(Dataset excerpts)
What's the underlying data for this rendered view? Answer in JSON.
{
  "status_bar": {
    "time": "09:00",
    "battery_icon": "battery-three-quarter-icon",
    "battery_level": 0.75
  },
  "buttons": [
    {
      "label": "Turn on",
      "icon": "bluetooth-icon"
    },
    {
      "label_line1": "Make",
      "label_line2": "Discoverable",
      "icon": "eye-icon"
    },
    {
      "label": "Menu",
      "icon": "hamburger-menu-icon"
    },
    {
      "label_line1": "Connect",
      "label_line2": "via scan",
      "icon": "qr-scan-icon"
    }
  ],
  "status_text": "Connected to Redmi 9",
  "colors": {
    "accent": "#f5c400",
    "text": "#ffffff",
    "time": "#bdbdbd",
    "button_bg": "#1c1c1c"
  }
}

...

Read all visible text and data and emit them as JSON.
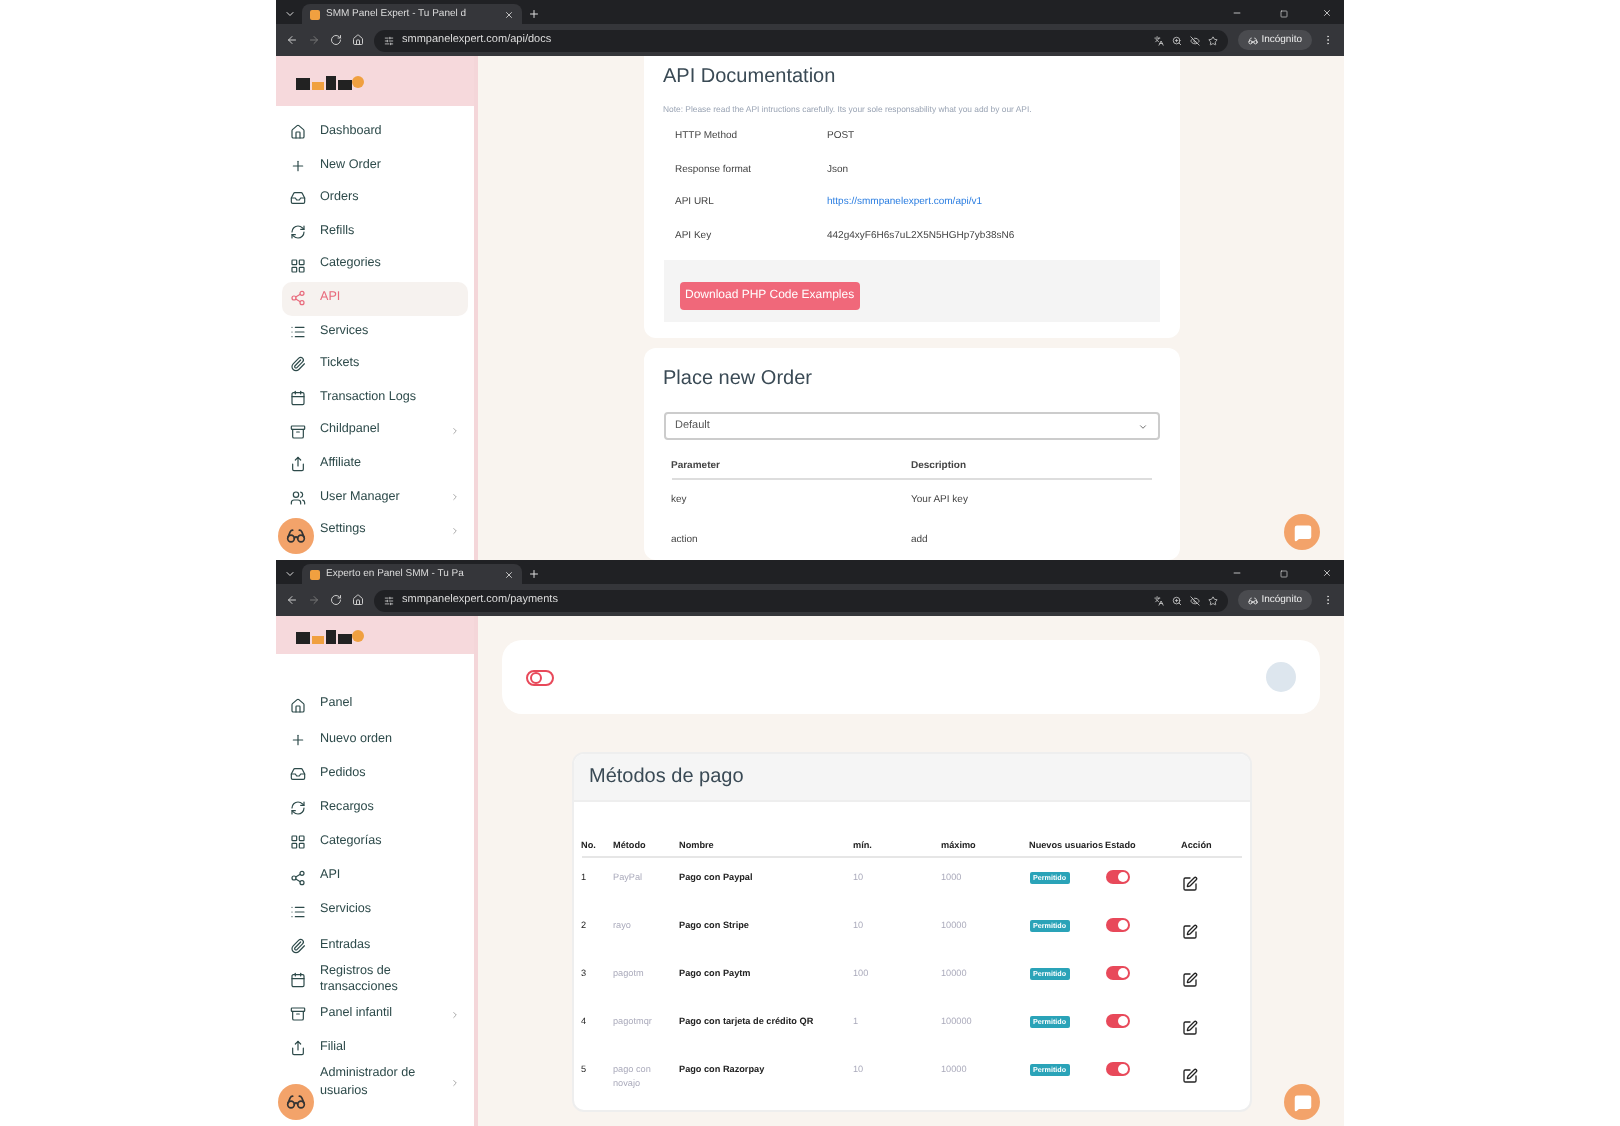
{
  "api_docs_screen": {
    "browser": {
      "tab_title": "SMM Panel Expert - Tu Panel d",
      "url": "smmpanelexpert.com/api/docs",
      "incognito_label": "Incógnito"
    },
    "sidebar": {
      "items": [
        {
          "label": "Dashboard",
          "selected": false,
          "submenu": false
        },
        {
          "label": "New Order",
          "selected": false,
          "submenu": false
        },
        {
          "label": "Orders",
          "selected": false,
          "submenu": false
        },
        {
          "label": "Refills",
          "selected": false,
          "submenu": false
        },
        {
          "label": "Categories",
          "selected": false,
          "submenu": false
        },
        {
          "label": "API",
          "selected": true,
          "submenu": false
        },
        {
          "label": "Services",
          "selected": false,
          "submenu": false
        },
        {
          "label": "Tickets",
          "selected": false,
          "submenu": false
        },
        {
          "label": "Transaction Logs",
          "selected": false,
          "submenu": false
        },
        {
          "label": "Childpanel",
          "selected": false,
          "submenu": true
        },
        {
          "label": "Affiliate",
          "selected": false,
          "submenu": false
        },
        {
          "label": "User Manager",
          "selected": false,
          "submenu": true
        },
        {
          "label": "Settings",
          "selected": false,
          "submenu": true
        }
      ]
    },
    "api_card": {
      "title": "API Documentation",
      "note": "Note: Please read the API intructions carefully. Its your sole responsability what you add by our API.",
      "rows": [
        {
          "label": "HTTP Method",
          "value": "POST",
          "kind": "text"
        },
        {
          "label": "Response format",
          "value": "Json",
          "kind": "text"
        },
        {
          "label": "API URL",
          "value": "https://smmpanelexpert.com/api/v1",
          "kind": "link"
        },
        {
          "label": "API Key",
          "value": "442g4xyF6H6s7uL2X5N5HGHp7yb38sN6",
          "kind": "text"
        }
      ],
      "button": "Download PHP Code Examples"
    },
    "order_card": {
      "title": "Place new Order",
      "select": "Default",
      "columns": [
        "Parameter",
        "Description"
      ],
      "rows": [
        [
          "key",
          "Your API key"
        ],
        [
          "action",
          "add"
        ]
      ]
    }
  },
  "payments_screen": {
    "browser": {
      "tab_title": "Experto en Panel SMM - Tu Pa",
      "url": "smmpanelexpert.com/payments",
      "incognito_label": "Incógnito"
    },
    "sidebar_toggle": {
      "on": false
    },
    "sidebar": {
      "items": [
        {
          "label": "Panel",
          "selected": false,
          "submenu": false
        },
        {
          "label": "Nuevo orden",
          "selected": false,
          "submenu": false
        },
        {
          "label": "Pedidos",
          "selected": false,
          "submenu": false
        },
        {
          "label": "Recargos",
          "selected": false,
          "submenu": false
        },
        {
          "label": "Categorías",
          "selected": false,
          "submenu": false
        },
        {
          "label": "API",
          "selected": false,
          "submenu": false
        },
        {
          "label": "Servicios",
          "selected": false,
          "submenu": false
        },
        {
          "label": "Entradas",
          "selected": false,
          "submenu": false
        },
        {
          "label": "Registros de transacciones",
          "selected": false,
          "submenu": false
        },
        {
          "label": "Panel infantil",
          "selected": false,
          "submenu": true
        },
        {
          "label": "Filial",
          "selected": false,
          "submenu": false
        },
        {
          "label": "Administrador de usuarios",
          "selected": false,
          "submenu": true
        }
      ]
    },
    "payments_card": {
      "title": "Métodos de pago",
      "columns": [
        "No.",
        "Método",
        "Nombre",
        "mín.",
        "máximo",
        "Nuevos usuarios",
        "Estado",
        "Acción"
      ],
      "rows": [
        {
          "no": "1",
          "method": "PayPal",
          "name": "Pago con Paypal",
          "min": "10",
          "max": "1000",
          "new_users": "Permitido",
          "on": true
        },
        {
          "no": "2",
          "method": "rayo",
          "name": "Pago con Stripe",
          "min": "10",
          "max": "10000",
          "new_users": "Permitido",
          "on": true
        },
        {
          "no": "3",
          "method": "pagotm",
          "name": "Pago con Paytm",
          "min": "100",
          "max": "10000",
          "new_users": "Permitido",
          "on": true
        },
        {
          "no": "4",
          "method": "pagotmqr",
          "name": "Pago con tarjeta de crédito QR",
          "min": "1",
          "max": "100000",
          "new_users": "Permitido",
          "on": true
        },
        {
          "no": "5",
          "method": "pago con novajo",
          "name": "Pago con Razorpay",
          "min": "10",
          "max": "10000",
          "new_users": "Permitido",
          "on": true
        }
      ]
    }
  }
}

- **PROBLEM REQUIREMENTS**: Of the lines in the data above, how many contain the word "smmpanelexpert"? Give only that figure.

- **THE REPLY**: 3